- WRITTEN REQUEST -
Return verbatim the run of lines that opens with the line holding "Read out every word on this page." and closes with the last line of the records.

[start]

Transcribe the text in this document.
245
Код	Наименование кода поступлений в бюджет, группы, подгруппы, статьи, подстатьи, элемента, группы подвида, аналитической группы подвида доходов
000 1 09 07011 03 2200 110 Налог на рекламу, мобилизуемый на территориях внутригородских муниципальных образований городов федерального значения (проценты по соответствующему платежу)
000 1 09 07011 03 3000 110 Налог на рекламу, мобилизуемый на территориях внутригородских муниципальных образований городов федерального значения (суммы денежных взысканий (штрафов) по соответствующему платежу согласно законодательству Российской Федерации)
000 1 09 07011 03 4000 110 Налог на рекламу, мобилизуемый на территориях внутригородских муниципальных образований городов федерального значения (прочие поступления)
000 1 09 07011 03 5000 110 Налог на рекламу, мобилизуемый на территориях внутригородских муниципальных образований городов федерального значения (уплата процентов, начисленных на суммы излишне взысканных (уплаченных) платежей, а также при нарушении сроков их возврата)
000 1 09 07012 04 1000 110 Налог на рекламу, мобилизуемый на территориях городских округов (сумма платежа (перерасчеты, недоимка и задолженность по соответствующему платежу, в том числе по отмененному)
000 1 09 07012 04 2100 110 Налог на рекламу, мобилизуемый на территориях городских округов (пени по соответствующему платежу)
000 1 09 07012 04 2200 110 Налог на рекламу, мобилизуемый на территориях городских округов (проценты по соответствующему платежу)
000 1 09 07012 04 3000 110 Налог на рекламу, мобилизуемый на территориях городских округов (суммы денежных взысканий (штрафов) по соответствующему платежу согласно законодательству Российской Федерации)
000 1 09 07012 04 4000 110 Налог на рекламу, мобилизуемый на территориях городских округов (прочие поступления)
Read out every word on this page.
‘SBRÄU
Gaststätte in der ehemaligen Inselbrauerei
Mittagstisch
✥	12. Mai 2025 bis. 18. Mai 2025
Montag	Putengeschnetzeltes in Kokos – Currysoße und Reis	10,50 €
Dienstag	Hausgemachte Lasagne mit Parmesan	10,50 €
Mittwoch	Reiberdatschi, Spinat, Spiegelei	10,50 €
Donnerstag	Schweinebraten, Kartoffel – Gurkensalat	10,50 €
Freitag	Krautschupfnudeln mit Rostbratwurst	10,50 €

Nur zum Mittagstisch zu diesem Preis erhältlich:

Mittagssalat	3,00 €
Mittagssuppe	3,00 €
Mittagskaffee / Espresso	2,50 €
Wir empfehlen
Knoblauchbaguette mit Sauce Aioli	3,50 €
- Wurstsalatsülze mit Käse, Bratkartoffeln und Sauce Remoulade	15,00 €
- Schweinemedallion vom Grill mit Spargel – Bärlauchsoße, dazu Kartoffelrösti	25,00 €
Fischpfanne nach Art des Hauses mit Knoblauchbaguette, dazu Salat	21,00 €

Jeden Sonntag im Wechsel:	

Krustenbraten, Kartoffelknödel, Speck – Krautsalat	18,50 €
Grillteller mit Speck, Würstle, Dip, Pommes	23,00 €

[end]

- CORRECT RESULT -
Read out every word on this page.
‘SBRÄU
Gaststätte in der ehemaligen Inselbrauerei
Mittagstisch
✥	12. Mai 2025 bis. 18. Mai 2025
Montag	Putengeschnetzeltes in Kokos – Currysoße und Reis	10,50 €
Dienstag	Hausgemachte Lasagne mit Parmesan	10,50 €
Mittwoch	Reiberdatschi, Spinat, Spiegelei	10,50 €
Donnerstag	Schweinebraten, Kartoffel – Gurkensalat	10,50 €
Freitag	Krautschupfnudeln mit Rostbratwurst	10,50 €

Nur zum Mittagstisch zu diesem Preis erhältlich:

Mittagssalat	3,00 €
Mittagssuppe	3,00 €
Mittagskaffee / Espresso	2,50 €
Wir empfehlen
Knoblauchbaguette mit Sauce Aioli	3,50 €
- Wurstsalatsülze mit Käse, Bratkartoffeln und Sauce Remoulade	15,00 €
- Schweinemedallion vom Grill mit Spargel – Bärlauchsoße, dazu Kartoffelrösti	25,00 €
Fischpfanne nach Art des Hauses mit Knoblauchbaguette, dazu Salat	21,00 €

Jeden Sonntag im Wechsel:	

Krustenbraten, Kartoffelknödel, Speck – Krautsalat	18,50 €
Grillteller mit Speck, Würstle, Dip, Pommes	23,00 €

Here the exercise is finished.